Dataset entries:
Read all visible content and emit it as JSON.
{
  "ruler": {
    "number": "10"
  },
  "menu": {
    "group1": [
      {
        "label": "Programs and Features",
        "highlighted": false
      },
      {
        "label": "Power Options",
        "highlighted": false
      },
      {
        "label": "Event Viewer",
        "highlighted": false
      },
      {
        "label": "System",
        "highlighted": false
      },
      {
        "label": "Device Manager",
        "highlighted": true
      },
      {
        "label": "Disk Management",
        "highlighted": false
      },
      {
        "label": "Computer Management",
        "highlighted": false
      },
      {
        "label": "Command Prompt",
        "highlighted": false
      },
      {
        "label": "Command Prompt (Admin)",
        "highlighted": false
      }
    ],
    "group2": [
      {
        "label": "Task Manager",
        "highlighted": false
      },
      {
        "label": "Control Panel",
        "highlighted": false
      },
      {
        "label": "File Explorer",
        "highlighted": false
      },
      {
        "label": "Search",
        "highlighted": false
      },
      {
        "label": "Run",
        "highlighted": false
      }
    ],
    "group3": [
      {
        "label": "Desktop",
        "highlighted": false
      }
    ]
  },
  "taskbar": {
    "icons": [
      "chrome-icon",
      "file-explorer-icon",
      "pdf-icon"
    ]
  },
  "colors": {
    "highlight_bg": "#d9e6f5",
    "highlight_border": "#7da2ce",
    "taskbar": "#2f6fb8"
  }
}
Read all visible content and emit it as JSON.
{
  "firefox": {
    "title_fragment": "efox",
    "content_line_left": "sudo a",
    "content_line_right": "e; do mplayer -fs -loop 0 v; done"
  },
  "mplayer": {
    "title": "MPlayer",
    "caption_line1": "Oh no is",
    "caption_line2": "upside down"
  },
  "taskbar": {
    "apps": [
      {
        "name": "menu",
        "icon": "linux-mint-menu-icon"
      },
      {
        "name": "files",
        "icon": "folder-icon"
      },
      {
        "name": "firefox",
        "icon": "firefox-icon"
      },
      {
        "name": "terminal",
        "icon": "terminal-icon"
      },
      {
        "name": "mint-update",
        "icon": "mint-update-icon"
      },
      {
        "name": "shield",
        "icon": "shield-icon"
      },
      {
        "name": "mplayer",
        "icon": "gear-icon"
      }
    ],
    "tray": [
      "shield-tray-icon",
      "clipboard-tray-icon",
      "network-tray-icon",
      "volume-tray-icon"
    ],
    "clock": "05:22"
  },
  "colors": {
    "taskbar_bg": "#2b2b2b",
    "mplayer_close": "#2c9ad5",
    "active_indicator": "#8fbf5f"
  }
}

**THE TASK**
Set all of the records down again, exactly as they stand.

**FINAL ANSWER**
Read all visible content and emit it as JSON.
{
  "ruler": {
    "number": "10"
  },
  "menu": {
    "group1": [
      {
        "label": "Programs and Features",
        "highlighted": false
      },
      {
        "label": "Power Options",
        "highlighted": false
      },
      {
        "label": "Event Viewer",
        "highlighted": false
      },
      {
        "label": "System",
        "highlighted": false
      },
      {
        "label": "Device Manager",
        "highlighted": true
      },
      {
        "label": "Disk Management",
        "highlighted": false
      },
      {
        "label": "Computer Management",
        "highlighted": false
      },
      {
        "label": "Command Prompt",
        "highlighted": false
      },
      {
        "label": "Command Prompt (Admin)",
        "highlighted": false
      }
    ],
    "group2": [
      {
        "label": "Task Manager",
        "highlighted": false
      },
      {
        "label": "Control Panel",
        "highlighted": false
      },
      {
        "label": "File Explorer",
        "highlighted": false
      },
      {
        "label": "Search",
        "highlighted": false
      },
      {
        "label": "Run",
        "highlighted": false
      }
    ],
    "group3": [
      {
        "label": "Desktop",
        "highlighted": false
      }
    ]
  },
  "taskbar": {
    "icons": [
      "chrome-icon",
      "file-explorer-icon",
      "pdf-icon"
    ]
  },
  "colors": {
    "highlight_bg": "#d9e6f5",
    "highlight_border": "#7da2ce",
    "taskbar": "#2f6fb8"
  }
}
Read all visible content and emit it as JSON.
{
  "firefox": {
    "title_fragment": "efox",
    "content_line_left": "sudo a",
    "content_line_right": "e; do mplayer -fs -loop 0 v; done"
  },
  "mplayer": {
    "title": "MPlayer",
    "caption_line1": "Oh no is",
    "caption_line2": "upside down"
  },
  "taskbar": {
    "apps": [
      {
        "name": "menu",
        "icon": "linux-mint-menu-icon"
      },
      {
        "name": "files",
        "icon": "folder-icon"
      },
      {
        "name": "firefox",
        "icon": "firefox-icon"
      },
      {
        "name": "terminal",
        "icon": "terminal-icon"
      },
      {
        "name": "mint-update",
        "icon": "mint-update-icon"
      },
      {
        "name": "shield",
        "icon": "shield-icon"
      },
      {
        "name": "mplayer",
        "icon": "gear-icon"
      }
    ],
    "tray": [
      "shield-tray-icon",
      "clipboard-tray-icon",
      "network-tray-icon",
      "volume-tray-icon"
    ],
    "clock": "05:22"
  },
  "colors": {
    "taskbar_bg": "#2b2b2b",
    "mplayer_close": "#2c9ad5",
    "active_indicator": "#8fbf5f"
  }
}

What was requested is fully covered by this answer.